STATED PROBLEM: In the entries that follow, how many lines hold the string "kerekek"? Give only that number.

EXERCISE DATA:
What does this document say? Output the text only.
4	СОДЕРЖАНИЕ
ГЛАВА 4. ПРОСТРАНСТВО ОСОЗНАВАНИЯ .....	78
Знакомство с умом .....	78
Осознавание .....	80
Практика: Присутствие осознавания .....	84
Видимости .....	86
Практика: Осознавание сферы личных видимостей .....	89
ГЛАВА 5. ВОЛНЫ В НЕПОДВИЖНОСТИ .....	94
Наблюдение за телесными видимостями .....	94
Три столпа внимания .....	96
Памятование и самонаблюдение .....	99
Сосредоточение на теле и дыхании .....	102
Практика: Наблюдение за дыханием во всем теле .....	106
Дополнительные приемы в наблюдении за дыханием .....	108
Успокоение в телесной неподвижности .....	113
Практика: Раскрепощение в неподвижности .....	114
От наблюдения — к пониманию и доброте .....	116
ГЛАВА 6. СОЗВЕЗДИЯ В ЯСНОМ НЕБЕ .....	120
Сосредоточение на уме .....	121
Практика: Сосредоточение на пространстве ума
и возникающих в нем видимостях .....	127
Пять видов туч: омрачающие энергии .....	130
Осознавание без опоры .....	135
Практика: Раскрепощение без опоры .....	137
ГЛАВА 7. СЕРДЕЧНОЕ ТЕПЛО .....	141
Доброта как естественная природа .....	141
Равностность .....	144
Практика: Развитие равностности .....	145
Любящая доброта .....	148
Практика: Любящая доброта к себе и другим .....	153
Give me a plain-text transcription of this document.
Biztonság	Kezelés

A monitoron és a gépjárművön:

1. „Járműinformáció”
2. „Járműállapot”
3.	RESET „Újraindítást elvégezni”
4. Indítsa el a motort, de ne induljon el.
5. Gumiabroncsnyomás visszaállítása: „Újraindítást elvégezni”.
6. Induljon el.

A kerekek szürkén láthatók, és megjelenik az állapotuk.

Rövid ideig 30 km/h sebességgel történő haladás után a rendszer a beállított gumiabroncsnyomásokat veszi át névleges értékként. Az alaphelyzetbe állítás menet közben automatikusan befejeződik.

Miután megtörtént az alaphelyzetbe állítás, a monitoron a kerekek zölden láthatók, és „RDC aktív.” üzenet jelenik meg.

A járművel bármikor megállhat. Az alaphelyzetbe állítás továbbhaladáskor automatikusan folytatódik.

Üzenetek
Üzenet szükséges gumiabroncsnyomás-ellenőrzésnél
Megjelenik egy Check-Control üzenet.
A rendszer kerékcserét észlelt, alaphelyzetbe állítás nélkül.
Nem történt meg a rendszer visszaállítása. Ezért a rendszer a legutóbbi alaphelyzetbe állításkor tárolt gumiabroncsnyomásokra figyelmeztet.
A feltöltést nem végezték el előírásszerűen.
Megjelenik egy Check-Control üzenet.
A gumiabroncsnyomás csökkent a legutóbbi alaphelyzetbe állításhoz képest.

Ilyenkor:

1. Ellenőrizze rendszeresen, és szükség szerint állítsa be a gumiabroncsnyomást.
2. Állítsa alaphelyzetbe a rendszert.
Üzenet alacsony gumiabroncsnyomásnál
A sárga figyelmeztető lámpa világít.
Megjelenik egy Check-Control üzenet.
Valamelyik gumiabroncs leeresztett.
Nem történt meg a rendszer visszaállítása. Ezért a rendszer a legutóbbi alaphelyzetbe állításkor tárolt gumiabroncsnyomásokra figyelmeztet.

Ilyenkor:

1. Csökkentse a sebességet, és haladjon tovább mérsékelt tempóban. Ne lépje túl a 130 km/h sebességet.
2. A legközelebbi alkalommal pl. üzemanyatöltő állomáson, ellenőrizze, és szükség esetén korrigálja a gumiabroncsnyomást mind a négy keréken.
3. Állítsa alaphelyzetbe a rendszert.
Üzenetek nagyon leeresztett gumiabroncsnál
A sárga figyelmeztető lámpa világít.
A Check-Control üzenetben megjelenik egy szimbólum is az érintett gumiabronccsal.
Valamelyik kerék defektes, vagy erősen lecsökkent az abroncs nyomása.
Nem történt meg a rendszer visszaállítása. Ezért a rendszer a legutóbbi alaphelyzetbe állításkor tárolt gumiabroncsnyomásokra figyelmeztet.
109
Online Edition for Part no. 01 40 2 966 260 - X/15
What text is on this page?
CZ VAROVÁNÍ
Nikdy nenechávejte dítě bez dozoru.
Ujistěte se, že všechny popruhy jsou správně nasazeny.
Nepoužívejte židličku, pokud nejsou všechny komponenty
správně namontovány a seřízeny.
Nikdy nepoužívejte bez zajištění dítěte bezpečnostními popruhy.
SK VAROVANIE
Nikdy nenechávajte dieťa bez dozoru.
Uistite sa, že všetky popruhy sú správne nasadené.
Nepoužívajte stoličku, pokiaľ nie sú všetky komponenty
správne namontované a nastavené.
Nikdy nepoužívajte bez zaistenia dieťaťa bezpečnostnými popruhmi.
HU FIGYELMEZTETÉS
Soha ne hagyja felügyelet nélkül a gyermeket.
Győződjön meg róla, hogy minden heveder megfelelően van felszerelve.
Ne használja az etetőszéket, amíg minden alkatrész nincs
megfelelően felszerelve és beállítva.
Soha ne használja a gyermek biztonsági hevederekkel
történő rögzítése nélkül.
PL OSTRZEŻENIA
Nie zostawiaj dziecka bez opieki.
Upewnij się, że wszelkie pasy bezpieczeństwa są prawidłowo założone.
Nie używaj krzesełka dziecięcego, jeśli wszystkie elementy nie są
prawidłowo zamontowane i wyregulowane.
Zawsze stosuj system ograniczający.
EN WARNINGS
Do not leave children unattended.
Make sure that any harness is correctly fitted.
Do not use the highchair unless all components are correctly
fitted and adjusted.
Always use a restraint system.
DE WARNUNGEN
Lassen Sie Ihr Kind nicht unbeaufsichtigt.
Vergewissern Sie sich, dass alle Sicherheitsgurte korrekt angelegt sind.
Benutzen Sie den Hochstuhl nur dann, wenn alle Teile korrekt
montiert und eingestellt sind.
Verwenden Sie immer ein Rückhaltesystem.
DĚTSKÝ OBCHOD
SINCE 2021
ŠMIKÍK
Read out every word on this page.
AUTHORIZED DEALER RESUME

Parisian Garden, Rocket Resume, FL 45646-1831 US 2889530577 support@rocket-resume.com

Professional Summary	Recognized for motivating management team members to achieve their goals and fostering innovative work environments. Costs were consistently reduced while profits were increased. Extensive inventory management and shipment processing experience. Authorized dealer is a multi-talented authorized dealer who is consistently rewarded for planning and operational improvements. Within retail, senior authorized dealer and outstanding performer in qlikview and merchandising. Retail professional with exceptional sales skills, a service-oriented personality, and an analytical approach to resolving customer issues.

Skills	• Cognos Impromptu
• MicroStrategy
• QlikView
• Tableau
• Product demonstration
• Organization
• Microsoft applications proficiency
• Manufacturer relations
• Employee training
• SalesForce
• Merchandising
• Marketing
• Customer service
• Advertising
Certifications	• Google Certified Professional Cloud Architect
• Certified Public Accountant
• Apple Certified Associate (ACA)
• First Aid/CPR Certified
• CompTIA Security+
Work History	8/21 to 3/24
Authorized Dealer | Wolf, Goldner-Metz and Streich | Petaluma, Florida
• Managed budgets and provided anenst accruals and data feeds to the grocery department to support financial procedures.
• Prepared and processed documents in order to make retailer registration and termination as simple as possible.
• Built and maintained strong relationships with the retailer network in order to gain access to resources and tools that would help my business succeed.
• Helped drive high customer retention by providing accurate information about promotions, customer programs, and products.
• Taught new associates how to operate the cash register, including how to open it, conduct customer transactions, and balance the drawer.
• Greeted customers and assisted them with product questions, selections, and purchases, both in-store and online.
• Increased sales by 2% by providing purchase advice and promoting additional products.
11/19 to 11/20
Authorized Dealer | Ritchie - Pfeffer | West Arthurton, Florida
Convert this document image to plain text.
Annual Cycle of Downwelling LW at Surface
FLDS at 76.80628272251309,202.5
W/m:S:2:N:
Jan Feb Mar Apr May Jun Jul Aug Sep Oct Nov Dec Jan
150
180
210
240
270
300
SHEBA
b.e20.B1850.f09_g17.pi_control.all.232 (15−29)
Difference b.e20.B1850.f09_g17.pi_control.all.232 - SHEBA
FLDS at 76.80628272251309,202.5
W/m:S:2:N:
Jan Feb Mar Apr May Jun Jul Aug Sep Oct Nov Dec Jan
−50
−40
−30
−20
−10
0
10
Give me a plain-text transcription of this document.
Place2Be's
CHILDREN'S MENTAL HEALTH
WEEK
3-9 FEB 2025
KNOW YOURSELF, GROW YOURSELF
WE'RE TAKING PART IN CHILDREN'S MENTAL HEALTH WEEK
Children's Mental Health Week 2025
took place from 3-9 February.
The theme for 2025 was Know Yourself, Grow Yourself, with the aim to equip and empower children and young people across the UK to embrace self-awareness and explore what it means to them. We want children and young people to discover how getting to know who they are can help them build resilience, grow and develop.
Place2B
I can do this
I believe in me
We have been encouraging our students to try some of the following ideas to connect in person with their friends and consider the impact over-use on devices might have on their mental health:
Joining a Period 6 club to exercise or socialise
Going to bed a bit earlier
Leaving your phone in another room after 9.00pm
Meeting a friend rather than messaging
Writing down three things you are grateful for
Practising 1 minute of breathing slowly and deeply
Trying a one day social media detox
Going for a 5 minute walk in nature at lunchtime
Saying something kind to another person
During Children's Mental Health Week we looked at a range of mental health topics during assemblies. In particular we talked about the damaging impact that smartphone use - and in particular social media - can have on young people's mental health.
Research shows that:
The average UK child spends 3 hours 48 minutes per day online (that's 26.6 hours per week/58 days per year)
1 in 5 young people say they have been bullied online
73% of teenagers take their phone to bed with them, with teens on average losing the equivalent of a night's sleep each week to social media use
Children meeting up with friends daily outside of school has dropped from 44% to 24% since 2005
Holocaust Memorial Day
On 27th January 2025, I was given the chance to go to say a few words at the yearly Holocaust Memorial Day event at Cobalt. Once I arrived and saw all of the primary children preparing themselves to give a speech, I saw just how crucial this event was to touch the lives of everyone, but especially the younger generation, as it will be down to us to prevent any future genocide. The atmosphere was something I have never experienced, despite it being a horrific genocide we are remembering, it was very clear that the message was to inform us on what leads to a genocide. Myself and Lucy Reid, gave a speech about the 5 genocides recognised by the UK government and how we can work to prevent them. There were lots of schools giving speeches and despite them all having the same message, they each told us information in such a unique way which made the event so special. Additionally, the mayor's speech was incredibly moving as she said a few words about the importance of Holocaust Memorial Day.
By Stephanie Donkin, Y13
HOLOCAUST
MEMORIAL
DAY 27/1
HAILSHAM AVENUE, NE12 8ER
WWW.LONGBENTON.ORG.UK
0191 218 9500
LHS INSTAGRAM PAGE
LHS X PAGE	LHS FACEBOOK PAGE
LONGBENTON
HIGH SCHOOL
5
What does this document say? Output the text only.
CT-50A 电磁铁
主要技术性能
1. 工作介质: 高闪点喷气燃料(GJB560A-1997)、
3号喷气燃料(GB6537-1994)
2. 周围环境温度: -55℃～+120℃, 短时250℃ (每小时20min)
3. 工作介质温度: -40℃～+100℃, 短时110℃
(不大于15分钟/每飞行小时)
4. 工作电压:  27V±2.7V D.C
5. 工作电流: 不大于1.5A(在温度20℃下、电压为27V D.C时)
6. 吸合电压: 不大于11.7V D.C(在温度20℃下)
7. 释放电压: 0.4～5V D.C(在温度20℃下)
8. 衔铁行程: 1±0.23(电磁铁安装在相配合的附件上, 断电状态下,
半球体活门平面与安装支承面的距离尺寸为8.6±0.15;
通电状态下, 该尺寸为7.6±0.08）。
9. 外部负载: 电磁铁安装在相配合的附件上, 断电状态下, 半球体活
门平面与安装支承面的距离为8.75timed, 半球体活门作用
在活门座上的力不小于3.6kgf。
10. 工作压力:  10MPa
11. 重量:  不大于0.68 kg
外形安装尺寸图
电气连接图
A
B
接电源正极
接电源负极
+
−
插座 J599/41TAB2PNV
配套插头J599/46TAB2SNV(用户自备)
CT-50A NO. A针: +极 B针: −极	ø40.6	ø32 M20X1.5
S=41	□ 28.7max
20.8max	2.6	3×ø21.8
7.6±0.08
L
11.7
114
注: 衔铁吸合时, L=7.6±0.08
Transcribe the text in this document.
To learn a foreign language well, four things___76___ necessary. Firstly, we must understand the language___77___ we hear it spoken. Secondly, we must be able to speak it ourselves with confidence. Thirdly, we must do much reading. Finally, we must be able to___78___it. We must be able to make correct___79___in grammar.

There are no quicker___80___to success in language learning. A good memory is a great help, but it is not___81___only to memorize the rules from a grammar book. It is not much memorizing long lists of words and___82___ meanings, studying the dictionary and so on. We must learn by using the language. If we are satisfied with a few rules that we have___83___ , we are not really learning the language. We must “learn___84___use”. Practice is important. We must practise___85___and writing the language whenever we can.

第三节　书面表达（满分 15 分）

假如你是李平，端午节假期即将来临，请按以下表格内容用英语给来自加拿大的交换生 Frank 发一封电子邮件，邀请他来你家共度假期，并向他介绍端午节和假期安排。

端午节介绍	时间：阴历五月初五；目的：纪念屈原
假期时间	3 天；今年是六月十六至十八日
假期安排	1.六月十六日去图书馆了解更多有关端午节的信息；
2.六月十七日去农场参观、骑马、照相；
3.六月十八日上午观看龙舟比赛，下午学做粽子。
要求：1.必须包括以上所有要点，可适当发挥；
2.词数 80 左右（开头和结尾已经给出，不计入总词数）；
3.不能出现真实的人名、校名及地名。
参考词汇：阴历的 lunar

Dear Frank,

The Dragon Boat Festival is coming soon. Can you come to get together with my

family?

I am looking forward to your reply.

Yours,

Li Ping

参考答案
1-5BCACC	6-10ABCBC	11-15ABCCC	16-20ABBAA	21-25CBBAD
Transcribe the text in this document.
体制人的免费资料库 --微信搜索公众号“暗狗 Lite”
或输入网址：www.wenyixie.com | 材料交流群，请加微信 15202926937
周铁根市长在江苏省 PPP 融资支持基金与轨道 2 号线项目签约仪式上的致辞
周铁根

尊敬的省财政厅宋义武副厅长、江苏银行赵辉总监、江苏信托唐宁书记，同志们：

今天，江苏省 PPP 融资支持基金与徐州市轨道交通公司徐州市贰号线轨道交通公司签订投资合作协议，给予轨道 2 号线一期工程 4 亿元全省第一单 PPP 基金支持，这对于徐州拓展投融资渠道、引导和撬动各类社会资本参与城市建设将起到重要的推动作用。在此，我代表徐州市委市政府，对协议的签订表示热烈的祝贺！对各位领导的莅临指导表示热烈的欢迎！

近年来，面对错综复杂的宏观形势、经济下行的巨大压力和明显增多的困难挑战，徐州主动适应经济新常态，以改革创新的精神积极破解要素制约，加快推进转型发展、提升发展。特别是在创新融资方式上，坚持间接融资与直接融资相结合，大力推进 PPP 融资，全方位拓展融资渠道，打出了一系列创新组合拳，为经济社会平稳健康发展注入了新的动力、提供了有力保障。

RESULT OF THIS TASK: 2